Après le succès de sa première composition lyrique, Le Nozze di Teti e di Peleo (Les Noces de Thétis et Pélée) en 1639, Francesco Cavalli signe en 1640 son second opéra : Gli Amori d'Apollo e di Dafne (Les Amours d'Apollon et Daphné). Il s'est acquis la collaboration de Francesco Giovanni Busenello, hommes de lettres et intellectuel vénitien, qui écrit à cette occasion son premier livret d'opéra (il en composera quatre autres, dont celui du célèbre Couronnement de Poppée pour Monteverdi. Le texte original complet de ces cinq livrets et leur traduction française ont été établis récemment par notre confrère Jean-François Lattarico, dans une édition bilingue richement annotée : lire notre compte-rendu Delle ore ociose). Cette première collaboration s'avère particulièrement fructueuse, car elle pose les caractéristiques de la production lyrique de Cavalli pour une grande partie de sa longue carrière (le compositeur est mort à l'âge respectable de soixante-quatorze ans, et comme le fera plus tard Rameau il produisit jusqu'à son dernier souffle : son dernier opéra, Massenzio, aujourd'hui perdu, date de 1673).

DONNÉES FOURNIES:
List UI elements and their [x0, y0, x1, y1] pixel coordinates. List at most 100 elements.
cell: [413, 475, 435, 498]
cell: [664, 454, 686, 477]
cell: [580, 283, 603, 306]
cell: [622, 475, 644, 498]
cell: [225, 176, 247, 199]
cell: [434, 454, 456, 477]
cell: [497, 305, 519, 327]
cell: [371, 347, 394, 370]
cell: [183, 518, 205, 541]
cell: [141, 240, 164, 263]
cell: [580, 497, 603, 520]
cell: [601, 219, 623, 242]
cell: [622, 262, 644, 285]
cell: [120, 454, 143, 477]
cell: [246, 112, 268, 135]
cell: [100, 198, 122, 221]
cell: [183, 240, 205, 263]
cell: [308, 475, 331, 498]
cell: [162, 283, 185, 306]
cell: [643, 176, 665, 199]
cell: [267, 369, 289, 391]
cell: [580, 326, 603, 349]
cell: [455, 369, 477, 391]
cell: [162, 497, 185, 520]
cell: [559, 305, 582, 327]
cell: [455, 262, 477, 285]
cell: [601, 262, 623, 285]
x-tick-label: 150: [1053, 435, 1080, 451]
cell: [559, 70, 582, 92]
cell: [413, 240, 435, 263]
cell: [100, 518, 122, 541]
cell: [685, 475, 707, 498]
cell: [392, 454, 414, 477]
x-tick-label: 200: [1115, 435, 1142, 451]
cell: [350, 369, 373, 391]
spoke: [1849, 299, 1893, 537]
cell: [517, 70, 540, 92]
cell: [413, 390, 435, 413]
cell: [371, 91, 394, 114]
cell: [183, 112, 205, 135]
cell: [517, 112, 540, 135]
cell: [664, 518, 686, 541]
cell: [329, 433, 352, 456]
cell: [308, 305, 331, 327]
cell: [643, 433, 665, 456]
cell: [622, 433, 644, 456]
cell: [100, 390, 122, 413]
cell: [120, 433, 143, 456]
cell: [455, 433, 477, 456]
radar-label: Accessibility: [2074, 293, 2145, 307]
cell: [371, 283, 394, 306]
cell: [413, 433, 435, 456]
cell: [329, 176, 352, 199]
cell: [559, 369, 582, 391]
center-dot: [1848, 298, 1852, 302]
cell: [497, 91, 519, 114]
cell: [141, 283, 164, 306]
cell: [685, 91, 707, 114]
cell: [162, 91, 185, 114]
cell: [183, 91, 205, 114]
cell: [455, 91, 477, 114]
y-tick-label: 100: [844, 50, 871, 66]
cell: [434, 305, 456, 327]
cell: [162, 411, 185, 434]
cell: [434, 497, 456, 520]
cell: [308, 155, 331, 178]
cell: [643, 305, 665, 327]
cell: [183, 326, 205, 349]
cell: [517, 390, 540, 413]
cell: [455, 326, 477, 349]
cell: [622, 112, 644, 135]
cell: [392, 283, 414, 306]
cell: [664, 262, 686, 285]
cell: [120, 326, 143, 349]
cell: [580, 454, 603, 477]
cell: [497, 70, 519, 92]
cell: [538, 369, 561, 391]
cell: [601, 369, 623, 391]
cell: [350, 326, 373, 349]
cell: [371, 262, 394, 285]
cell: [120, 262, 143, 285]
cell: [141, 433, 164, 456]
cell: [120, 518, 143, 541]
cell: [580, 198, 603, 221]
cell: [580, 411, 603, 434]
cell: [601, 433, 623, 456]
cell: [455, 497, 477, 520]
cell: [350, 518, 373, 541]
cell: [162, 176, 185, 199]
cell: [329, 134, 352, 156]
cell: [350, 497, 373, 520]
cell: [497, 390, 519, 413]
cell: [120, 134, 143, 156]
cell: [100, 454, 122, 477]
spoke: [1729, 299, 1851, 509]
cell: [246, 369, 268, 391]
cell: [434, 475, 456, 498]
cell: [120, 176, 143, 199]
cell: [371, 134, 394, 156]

CONSIGNE ÉCRITE 1: Renvoyez sans rien modifier les lignes des enregistrements, depuis la première jusqu'à celle qui contient "cell: [455, 262, 477, 285]", ces deux lignes incluses.
CONSIGNE ÉCRITE 2: Rédigez la suite du texte sur les premiers opéras de Cavalli.
Le texte et les enregistrements n'ont aucun lien entre eux.

RÉSULTAT FINAL 1:
List UI elements and their [x0, y0, x1, y1] pixel coordinates. List at most 100 elements.
cell: [413, 475, 435, 498]
cell: [664, 454, 686, 477]
cell: [580, 283, 603, 306]
cell: [622, 475, 644, 498]
cell: [225, 176, 247, 199]
cell: [434, 454, 456, 477]
cell: [497, 305, 519, 327]
cell: [371, 347, 394, 370]
cell: [183, 518, 205, 541]
cell: [141, 240, 164, 263]
cell: [580, 497, 603, 520]
cell: [601, 219, 623, 242]
cell: [622, 262, 644, 285]
cell: [120, 454, 143, 477]
cell: [246, 112, 268, 135]
cell: [100, 198, 122, 221]
cell: [183, 240, 205, 263]
cell: [308, 475, 331, 498]
cell: [162, 283, 185, 306]
cell: [643, 176, 665, 199]
cell: [267, 369, 289, 391]
cell: [580, 326, 603, 349]
cell: [455, 369, 477, 391]
cell: [162, 497, 185, 520]
cell: [559, 305, 582, 327]
cell: [455, 262, 477, 285]

RÉSULTAT FINAL 2:
Au plan de l'intrigue, deux relations amoureuses (Apollon et Daphné, Céphale et Aurore) se superposent et s'entremêlent, dans une succession parfois déconcertante de scènes, qui associent aussi les conjoints légitimes (Titon pour Aurore et Procris pour Céphale). Les dieux interviennent directement dans l'action, avec des passions qui n'ont rien à envier aux passions humaines et en sont même parfois la caricature. Ils se manifestent parfois en personne, parfois sous de fausses identités (les opéras de Cavalli exploitent largement les travestissements), ou encore par le truchement des humains qu'ils manipulent. Des personnages secondaires, comme les nourrices ou les valets, donnent régulièrement leur sentiment à leurs maîtres sur ce qu'ils doivent faire... ou craindre ! Le comique le plus trivial côtoie ainsi le monde des dieux et des passions héroïques : l'opéra vénitien, qui succède à l'opéra de cour du début du XVIIème siècle, est avant tout un divertissement, dans une ville qui cultive le sens de la fête et de la représentation. Au plan musical, Cavalli joue avec la variété des formes du chant. Les arias ne prennent jamais le dessus en disséquant l'action en sentiments successifs, comme ils le feront plus tard dans l'opera seria : ils surgissent imperceptiblement des récitatifs, se fondent dans de longs ariosos, ou s'écartent devant un séduisant lamento, inspiré du récent Lamento della Ninfa figurant au recueil des Madrigaux de Monteverdi. Cette veine lyrique sera plébiscitée par le public, assurant au compositeur (qui est aussi à l'occasion impresario) de confortables revenus, et une renommée qui dépasse rapidement les frontières de la Sérénissime, puis de l'Italie. Son , créé en 1649, fut l'opéra le plus représenté en Europe durant tout le XVIIème siècle (sur ces différents points on lira avec intérêt la biographie de Francesco Cavalli par Olivier Lexa, parue chez Actes Sud en 2014).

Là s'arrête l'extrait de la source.